AIM OF THE TASK →
Repeat each entry as written, dropping any picture you find.

EXTRACTED INFORMATION →
☆ ☆ ☆ ☆
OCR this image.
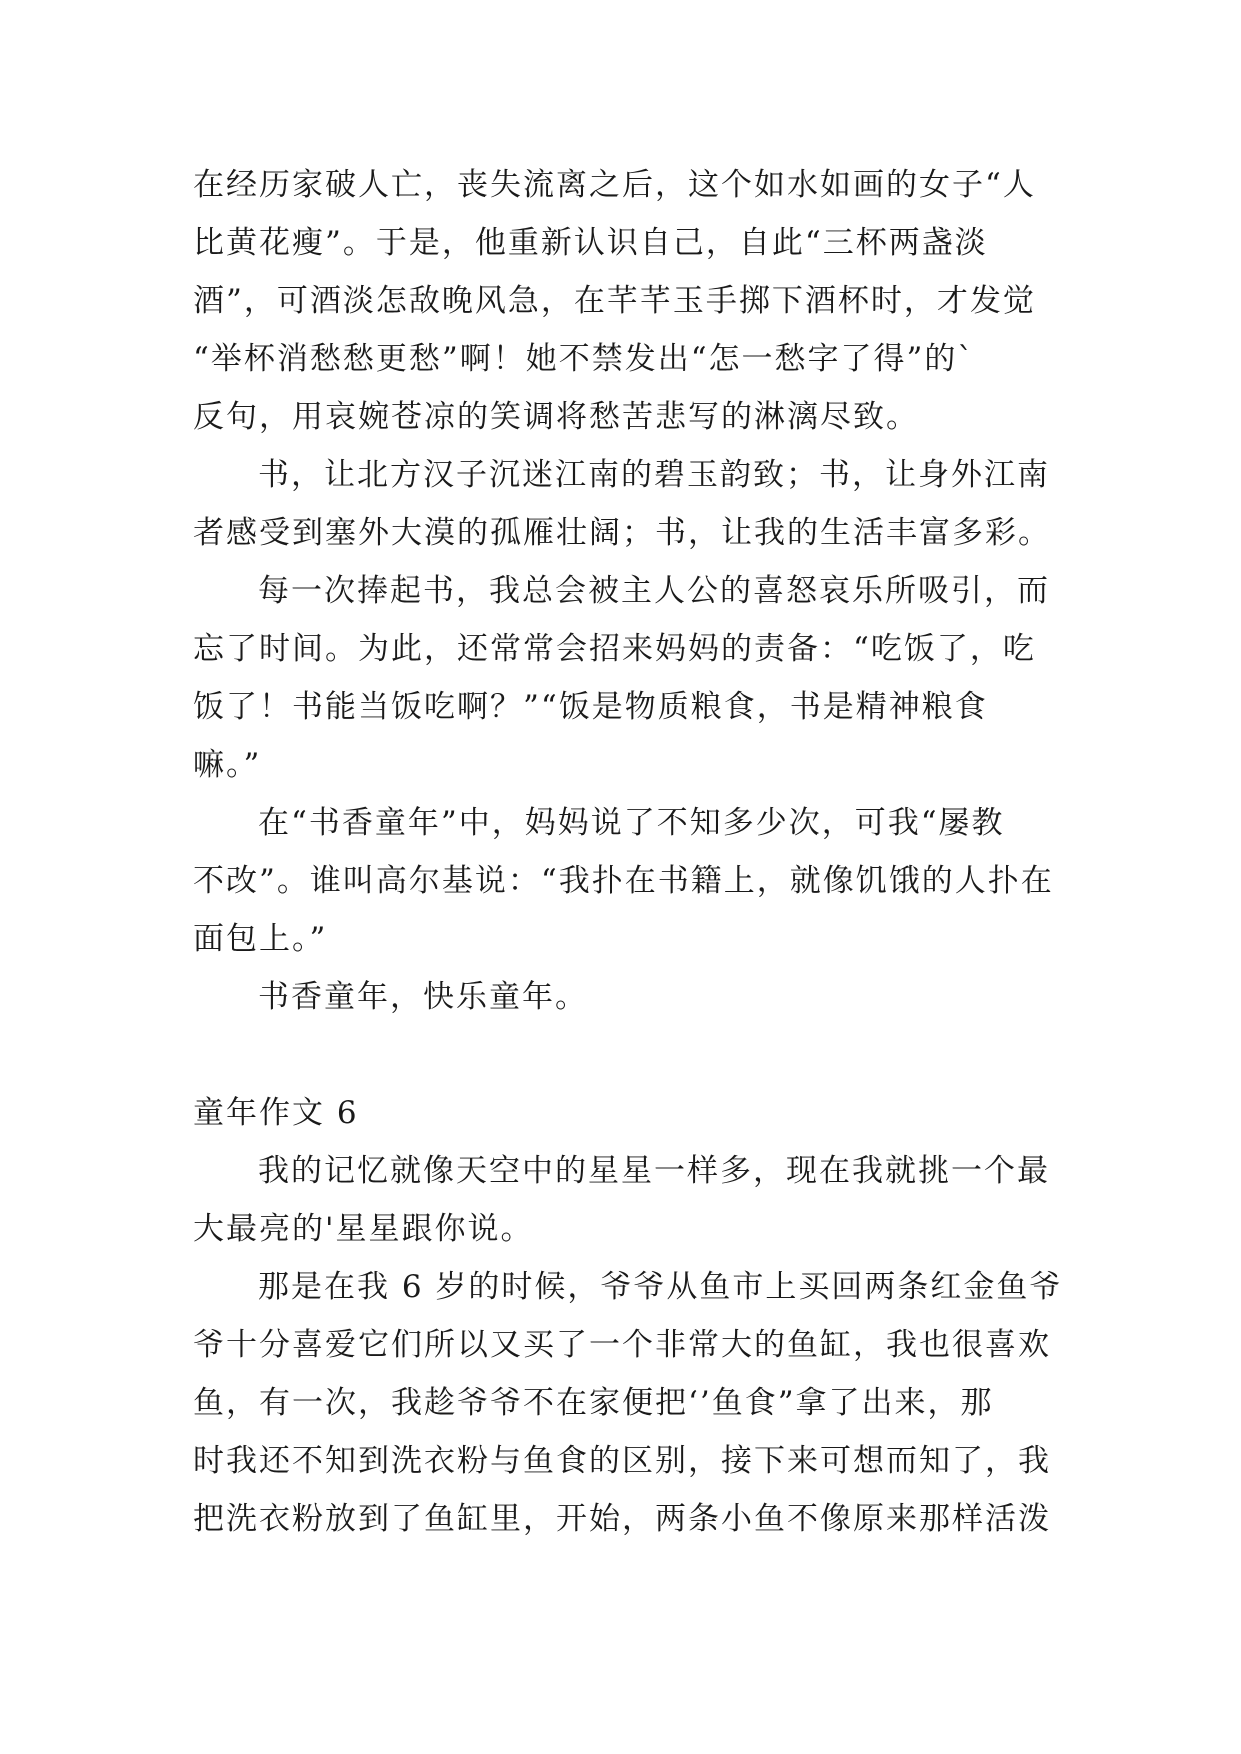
在经历家破人亡，丧失流离之后，这个如水如画的女子“人
比黄花瘦”。于是，他重新认识自己，自此“三杯两盏淡
酒”，可酒淡怎敌晚风急，在芊芊玉手掷下酒杯时，才发觉
“举杯消愁愁更愁”啊！她不禁发出“怎一愁字了得”的`
反句，用哀婉苍凉的笑调将愁苦悲写的淋漓尽致。
书，让北方汉子沉迷江南的碧玉韵致；书，让身外江南
者感受到塞外大漠的孤雁壮阔；书，让我的生活丰富多彩。
每一次捧起书，我总会被主人公的喜怒哀乐所吸引，而
忘了时间。为此，还常常会招来妈妈的责备：“吃饭了，吃
饭了！书能当饭吃啊？”“饭是物质粮食，书是精神粮食
嘛。”
在“书香童年”中，妈妈说了不知多少次，可我“屡教
不改”。谁叫高尔基说：“我扑在书籍上，就像饥饿的人扑在
面包上。”
书香童年，快乐童年。
童年作文 6
我的记忆就像天空中的星星一样多，现在我就挑一个最
大最亮的'星星跟你说。
那是在我 6 岁的时候，爷爷从鱼市上买回两条红金鱼爷
爷十分喜爱它们所以又买了一个非常大的鱼缸，我也很喜欢
鱼，有一次，我趁爷爷不在家便把‘’鱼食”拿了出来，那
时我还不知到洗衣粉与鱼食的区别，接下来可想而知了，我
把洗衣粉放到了鱼缸里，开始，两条小鱼不像原来那样活泼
☆ ☆ ☆ ☆
RESPONSE TO THE TASK →
OCR this image.
在经历家破人亡，丧失流离之后，这个如水如画的女子“人
比黄花瘦”。于是，他重新认识自己，自此“三杯两盏淡
酒”，可酒淡怎敌晚风急，在芊芊玉手掷下酒杯时，才发觉
“举杯消愁愁更愁”啊！她不禁发出“怎一愁字了得”的`
反句，用哀婉苍凉的笑调将愁苦悲写的淋漓尽致。
书，让北方汉子沉迷江南的碧玉韵致；书，让身外江南
者感受到塞外大漠的孤雁壮阔；书，让我的生活丰富多彩。
每一次捧起书，我总会被主人公的喜怒哀乐所吸引，而
忘了时间。为此，还常常会招来妈妈的责备：“吃饭了，吃
饭了！书能当饭吃啊？”“饭是物质粮食，书是精神粮食
嘛。”
在“书香童年”中，妈妈说了不知多少次，可我“屡教
不改”。谁叫高尔基说：“我扑在书籍上，就像饥饿的人扑在
面包上。”
书香童年，快乐童年。
童年作文 6
我的记忆就像天空中的星星一样多，现在我就挑一个最
大最亮的'星星跟你说。
那是在我 6 岁的时候，爷爷从鱼市上买回两条红金鱼爷
爷十分喜爱它们所以又买了一个非常大的鱼缸，我也很喜欢
鱼，有一次，我趁爷爷不在家便把‘’鱼食”拿了出来，那
时我还不知到洗衣粉与鱼食的区别，接下来可想而知了，我
把洗衣粉放到了鱼缸里，开始，两条小鱼不像原来那样活泼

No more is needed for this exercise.